▸ Written problem
Within the listing below, locate all lines containing the word "caption". Copy each one.

▸ Data provided
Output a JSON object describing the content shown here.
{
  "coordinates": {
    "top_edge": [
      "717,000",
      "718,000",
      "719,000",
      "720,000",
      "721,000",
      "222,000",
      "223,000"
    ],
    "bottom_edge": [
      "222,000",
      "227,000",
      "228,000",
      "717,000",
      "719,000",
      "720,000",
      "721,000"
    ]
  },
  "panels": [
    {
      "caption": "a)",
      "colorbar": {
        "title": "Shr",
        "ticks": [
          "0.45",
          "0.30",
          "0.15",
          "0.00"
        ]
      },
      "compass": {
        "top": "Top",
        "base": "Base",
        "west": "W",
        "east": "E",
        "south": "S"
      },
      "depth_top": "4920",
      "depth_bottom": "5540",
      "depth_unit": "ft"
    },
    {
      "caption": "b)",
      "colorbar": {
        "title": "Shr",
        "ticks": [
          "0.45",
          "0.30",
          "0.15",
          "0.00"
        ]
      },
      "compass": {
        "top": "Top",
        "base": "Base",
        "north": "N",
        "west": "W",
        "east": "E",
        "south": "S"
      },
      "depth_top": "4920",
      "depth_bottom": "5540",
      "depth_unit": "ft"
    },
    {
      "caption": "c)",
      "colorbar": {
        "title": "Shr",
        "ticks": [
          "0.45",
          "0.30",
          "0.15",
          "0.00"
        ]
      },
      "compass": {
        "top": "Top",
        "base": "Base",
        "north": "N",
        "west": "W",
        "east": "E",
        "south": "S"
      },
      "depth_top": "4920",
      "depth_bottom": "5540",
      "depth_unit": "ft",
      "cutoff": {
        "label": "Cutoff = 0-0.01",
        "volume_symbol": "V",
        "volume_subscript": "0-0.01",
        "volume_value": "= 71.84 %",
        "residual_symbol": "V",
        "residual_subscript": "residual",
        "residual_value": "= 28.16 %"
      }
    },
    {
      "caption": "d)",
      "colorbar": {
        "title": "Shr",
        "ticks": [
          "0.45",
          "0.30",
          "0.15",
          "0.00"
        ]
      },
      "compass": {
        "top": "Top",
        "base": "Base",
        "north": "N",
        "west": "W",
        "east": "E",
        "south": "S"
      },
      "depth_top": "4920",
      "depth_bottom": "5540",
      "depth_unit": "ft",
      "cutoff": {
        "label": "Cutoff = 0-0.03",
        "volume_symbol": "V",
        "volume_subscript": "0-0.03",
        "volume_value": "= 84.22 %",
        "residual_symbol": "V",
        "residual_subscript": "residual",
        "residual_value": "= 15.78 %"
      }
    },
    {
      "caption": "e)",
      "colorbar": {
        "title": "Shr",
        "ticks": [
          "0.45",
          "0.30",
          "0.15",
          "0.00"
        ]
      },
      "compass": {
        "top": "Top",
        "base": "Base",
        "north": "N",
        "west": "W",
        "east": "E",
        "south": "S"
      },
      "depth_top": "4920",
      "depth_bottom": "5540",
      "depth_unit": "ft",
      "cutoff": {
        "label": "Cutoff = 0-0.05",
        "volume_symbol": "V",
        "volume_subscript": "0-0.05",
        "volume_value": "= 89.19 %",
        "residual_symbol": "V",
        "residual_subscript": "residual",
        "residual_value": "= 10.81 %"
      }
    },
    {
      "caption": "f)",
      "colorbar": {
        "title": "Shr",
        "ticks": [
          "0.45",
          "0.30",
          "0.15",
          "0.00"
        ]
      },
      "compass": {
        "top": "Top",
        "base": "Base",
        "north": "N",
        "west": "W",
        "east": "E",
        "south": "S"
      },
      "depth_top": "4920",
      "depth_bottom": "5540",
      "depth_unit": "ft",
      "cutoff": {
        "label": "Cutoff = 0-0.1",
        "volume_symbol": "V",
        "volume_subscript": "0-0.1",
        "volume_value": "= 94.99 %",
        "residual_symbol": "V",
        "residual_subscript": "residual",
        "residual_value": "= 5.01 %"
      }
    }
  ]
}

▸ Expected answer
      "caption": "a)",
      "caption": "b)",
      "caption": "c)",
      "caption": "d)",
      "caption": "e)",
      "caption": "f)",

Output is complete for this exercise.